• **Exercise directions**:
Gather from the material every line that contains the string "structured".

• **Provided material**:
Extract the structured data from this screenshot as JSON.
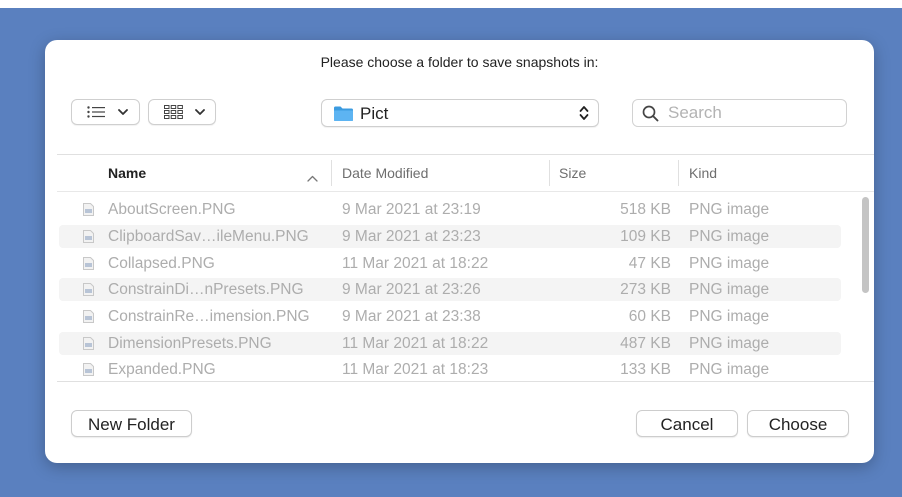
{
  "dialog": {
    "prompt": "Please choose a folder to save snapshots in:"
  },
  "toolbar": {
    "list_view_icon": "list-view-icon",
    "grid_view_icon": "grid-view-icon",
    "folder": {
      "icon": "folder-icon",
      "name": "Pict"
    },
    "search": {
      "placeholder": "Search",
      "value": ""
    }
  },
  "table": {
    "columns": [
      "Name",
      "Date Modified",
      "Size",
      "Kind"
    ],
    "sorted_by": "Name",
    "rows": [
      {
        "name": "AboutScreen.PNG",
        "date": "9 Mar 2021 at 23:19",
        "size": "518 KB",
        "kind": "PNG image"
      },
      {
        "name": "ClipboardSav…ileMenu.PNG",
        "date": "9 Mar 2021 at 23:23",
        "size": "109 KB",
        "kind": "PNG image"
      },
      {
        "name": "Collapsed.PNG",
        "date": "11 Mar 2021 at 18:22",
        "size": "47 KB",
        "kind": "PNG image"
      },
      {
        "name": "ConstrainDi…nPresets.PNG",
        "date": "9 Mar 2021 at 23:26",
        "size": "273 KB",
        "kind": "PNG image"
      },
      {
        "name": "ConstrainRe…imension.PNG",
        "date": "9 Mar 2021 at 23:38",
        "size": "60 KB",
        "kind": "PNG image"
      },
      {
        "name": "DimensionPresets.PNG",
        "date": "11 Mar 2021 at 18:22",
        "size": "487 KB",
        "kind": "PNG image"
      },
      {
        "name": "Expanded.PNG",
        "date": "11 Mar 2021 at 18:23",
        "size": "133 KB",
        "kind": "PNG image"
      }
    ]
  },
  "buttons": {
    "new_folder": "New Folder",
    "cancel": "Cancel",
    "choose": "Choose"
  },
  "colors": {
    "desktop": "#5a80bf",
    "folder_blue": "#4aa6e8",
    "dimmed_text": "#adadad"
  }
}
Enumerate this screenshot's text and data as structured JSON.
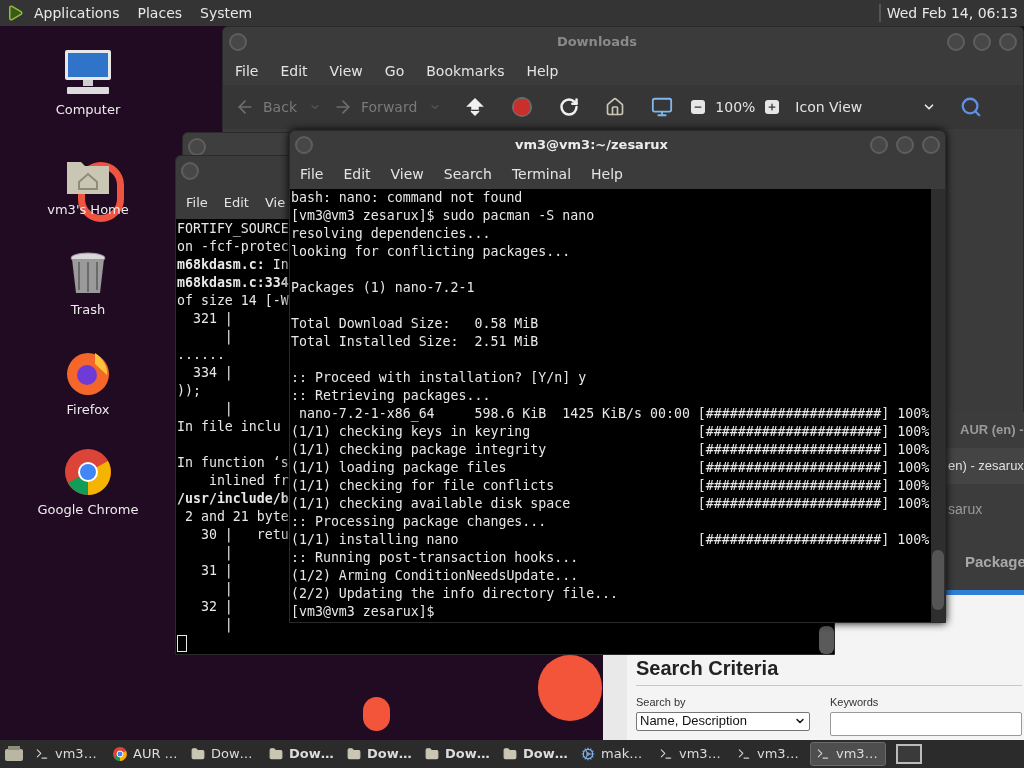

• **Result**:
Extract the structured data from this screenshot as JSON.
Enumerate this screenshot's text and data as structured JSON.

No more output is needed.